- [THE EXERCISE] Identify, in the records below, every line where the string "Engenharia" appears, and copy each such line.
------------------------------------------------------------
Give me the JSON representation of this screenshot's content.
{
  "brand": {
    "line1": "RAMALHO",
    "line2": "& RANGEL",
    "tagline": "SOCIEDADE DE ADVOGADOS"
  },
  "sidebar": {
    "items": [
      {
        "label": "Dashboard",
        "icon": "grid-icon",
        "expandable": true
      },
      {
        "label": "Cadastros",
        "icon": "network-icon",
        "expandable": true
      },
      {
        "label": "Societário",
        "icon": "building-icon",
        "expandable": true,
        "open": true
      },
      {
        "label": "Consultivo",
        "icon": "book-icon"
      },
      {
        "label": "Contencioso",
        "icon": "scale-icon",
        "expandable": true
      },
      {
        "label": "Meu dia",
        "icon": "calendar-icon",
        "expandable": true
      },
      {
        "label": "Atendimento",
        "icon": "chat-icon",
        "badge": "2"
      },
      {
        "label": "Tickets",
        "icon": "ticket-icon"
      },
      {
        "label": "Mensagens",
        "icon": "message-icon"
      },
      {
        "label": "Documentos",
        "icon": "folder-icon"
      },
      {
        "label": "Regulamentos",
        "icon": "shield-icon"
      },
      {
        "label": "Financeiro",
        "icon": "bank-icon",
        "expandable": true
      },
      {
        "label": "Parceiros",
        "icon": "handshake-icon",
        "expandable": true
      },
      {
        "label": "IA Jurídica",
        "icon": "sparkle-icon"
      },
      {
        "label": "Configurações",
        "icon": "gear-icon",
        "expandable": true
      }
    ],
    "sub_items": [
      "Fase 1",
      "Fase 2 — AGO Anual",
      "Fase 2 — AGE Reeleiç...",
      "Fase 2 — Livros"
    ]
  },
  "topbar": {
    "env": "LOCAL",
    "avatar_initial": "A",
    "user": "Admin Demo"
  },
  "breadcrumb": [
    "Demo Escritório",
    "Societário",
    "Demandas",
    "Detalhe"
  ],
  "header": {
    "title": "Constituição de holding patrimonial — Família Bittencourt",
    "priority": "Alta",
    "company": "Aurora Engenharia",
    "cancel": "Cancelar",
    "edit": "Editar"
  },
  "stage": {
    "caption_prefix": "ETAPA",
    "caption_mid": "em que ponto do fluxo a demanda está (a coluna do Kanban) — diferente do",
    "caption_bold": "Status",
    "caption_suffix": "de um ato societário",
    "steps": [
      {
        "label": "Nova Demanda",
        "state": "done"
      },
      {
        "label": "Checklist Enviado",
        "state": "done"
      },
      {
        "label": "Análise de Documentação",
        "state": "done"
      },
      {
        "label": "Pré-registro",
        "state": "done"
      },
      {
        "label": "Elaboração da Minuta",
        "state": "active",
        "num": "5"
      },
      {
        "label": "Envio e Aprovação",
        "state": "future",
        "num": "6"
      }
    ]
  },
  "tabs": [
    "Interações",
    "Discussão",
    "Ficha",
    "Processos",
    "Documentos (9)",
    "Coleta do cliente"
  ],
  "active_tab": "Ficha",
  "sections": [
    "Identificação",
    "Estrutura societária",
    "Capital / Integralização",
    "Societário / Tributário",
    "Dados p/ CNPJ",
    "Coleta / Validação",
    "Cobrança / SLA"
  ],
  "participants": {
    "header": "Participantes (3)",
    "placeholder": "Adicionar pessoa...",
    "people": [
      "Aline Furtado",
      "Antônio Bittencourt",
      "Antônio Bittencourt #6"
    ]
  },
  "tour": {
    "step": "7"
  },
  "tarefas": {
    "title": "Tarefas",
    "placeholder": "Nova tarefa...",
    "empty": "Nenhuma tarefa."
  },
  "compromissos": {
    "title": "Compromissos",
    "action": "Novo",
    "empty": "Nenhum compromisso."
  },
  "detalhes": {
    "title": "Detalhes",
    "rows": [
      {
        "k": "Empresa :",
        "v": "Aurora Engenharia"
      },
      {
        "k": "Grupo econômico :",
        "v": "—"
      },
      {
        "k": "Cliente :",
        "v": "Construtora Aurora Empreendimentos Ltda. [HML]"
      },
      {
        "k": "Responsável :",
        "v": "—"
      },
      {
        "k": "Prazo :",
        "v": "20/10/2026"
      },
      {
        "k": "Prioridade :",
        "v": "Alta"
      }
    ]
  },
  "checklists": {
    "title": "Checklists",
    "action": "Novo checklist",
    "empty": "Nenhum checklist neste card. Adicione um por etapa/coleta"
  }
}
------------------------------------------------------------
- [TASK OUTPUT]
    "company": "Aurora Engenharia",
        "v": "Aurora Engenharia"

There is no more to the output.